— Start Data excerpts —
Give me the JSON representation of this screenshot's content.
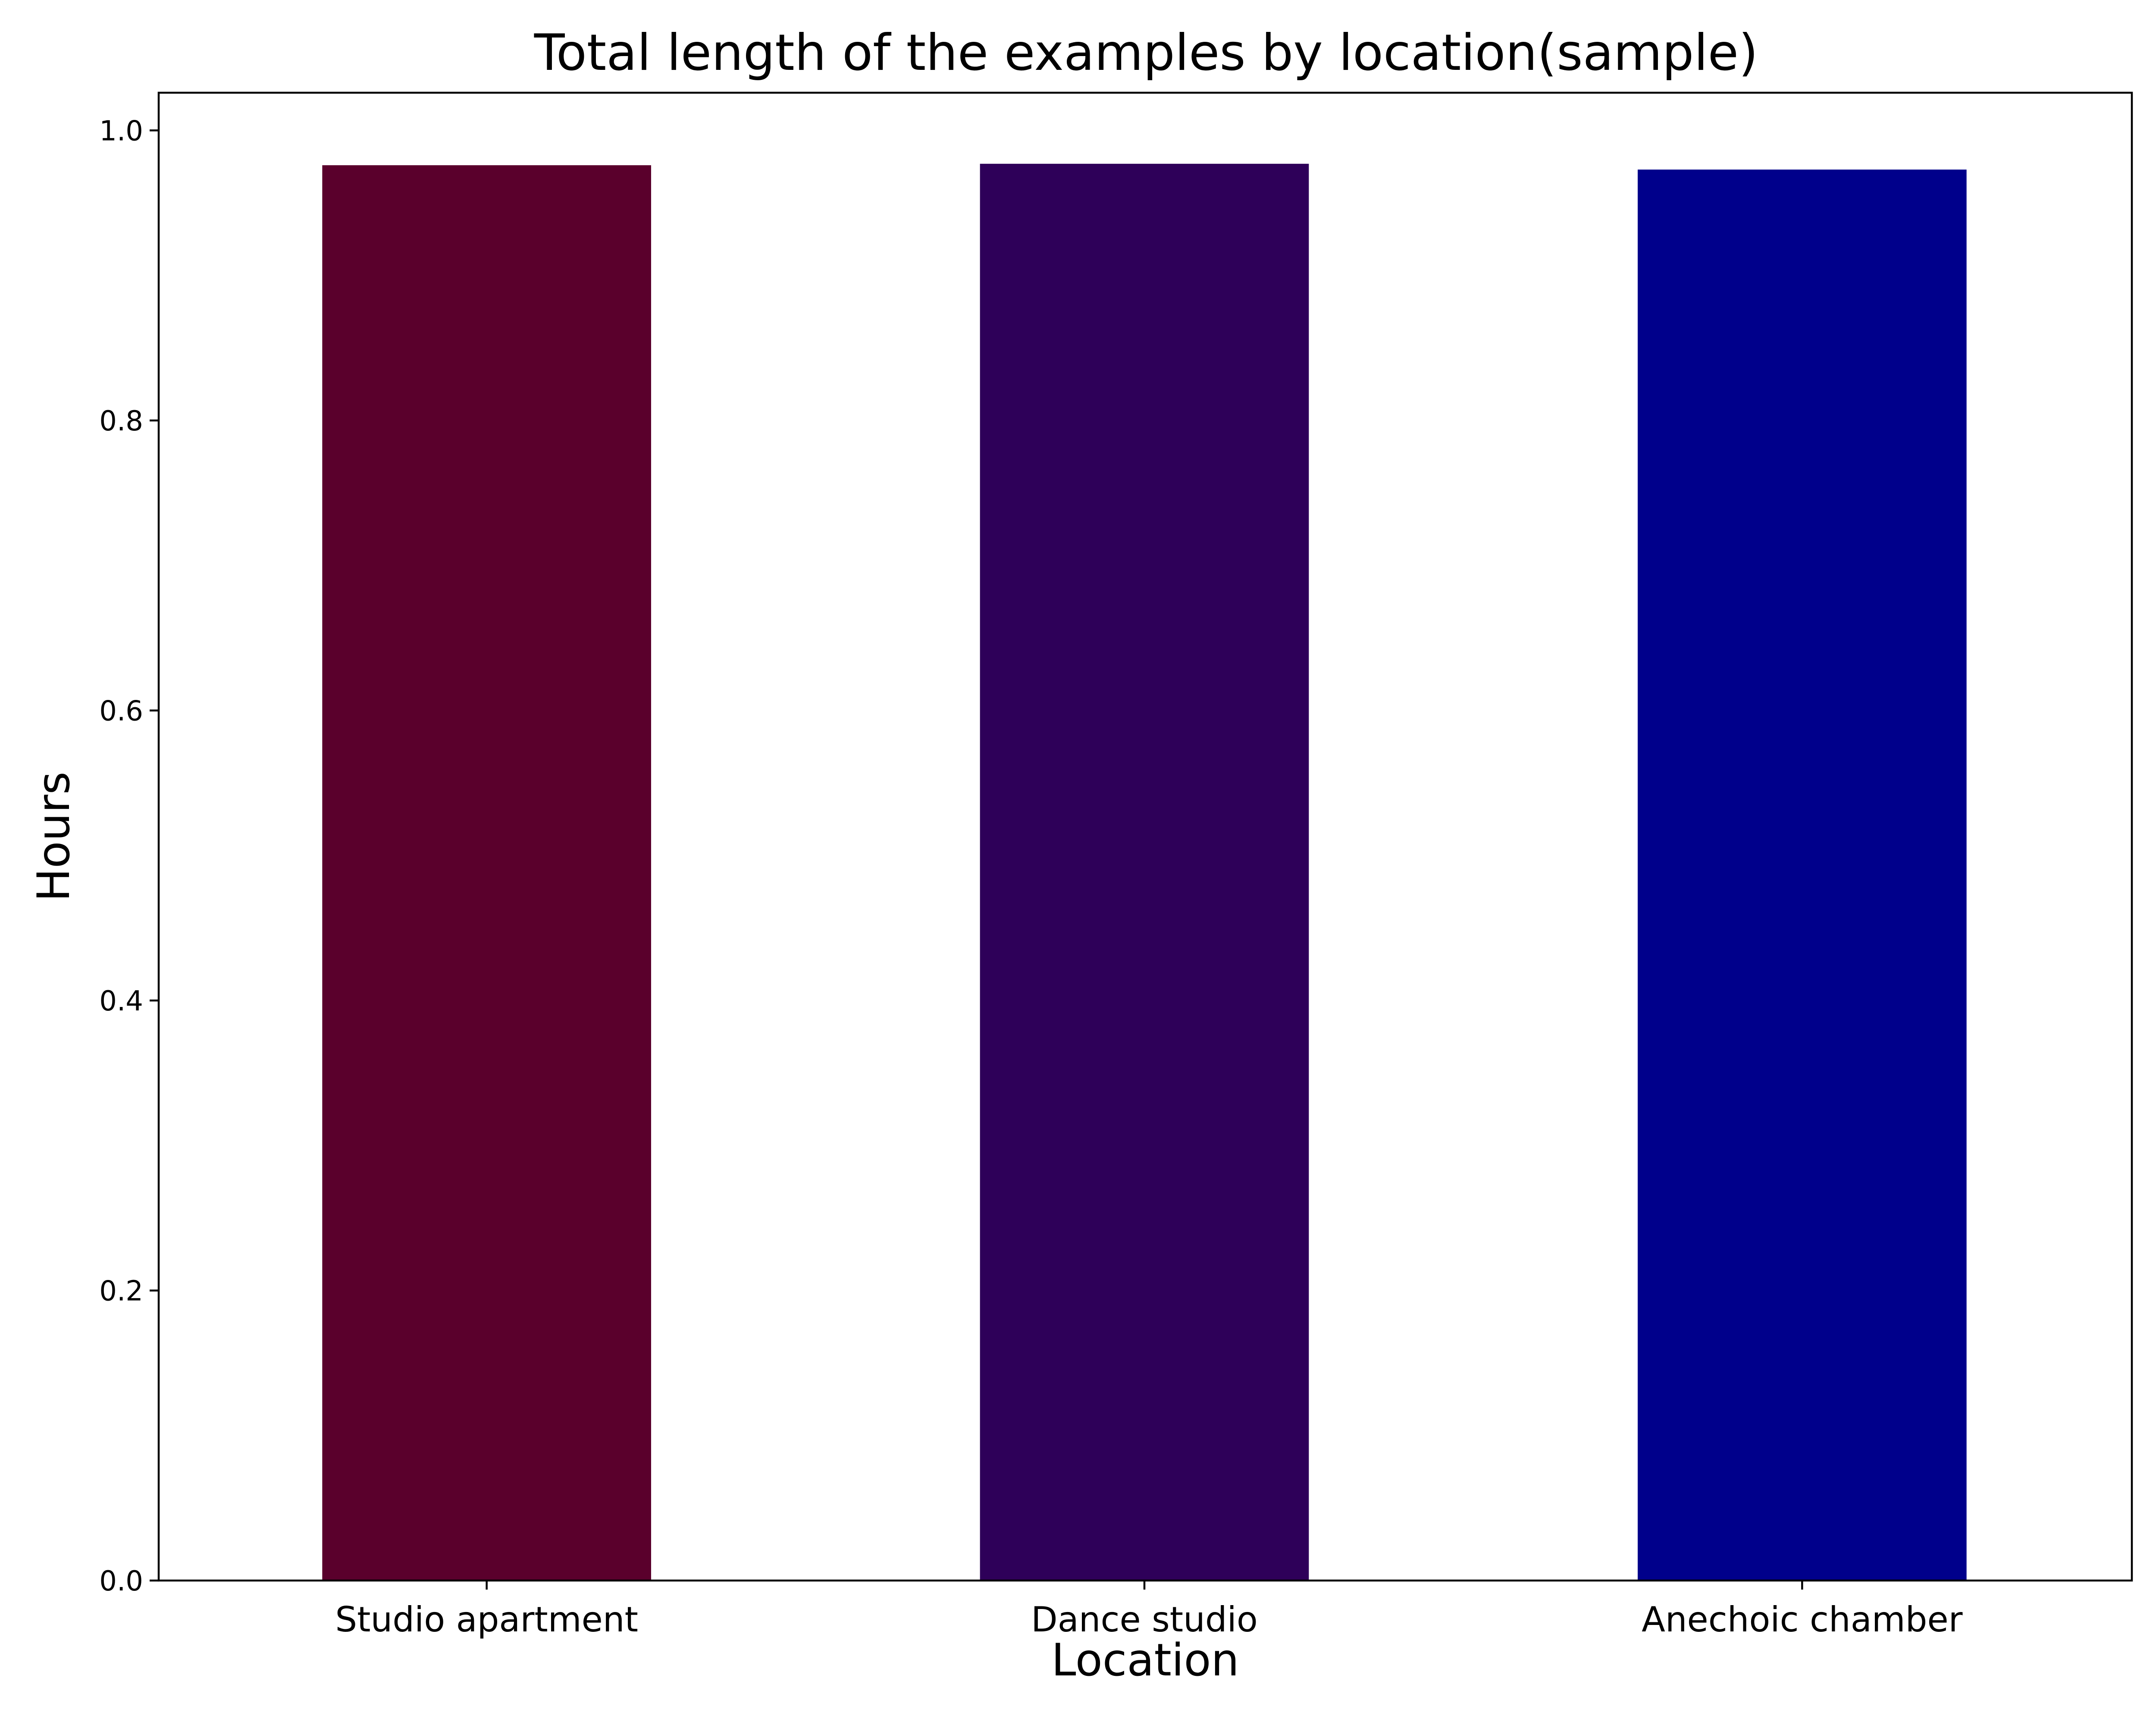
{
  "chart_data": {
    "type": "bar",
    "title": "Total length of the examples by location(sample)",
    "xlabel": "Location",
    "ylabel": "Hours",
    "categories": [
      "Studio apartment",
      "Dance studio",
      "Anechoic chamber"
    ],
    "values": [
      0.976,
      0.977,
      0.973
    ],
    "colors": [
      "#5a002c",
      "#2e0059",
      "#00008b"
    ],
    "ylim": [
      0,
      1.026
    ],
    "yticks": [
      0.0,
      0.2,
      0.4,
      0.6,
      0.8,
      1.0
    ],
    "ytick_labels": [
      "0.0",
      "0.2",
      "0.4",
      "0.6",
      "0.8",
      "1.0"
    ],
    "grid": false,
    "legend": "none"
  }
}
— End Data excerpts —
— Start Data excerpts —
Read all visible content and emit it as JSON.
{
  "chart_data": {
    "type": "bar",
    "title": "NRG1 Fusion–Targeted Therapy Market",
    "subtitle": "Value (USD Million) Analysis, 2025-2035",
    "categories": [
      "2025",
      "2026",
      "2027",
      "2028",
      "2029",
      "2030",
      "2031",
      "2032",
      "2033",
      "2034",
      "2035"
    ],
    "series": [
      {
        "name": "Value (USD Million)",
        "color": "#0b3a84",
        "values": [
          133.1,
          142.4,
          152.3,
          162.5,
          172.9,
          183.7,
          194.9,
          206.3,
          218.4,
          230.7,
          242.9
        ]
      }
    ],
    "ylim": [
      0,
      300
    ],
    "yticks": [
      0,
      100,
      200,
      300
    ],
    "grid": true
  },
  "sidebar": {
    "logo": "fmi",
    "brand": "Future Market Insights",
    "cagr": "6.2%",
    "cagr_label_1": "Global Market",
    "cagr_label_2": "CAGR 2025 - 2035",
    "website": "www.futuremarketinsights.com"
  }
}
— End Data excerpts —
Instructions for the task: Count the lines above that contain the word "Million". Give only the number.

Answer to this exercise: 2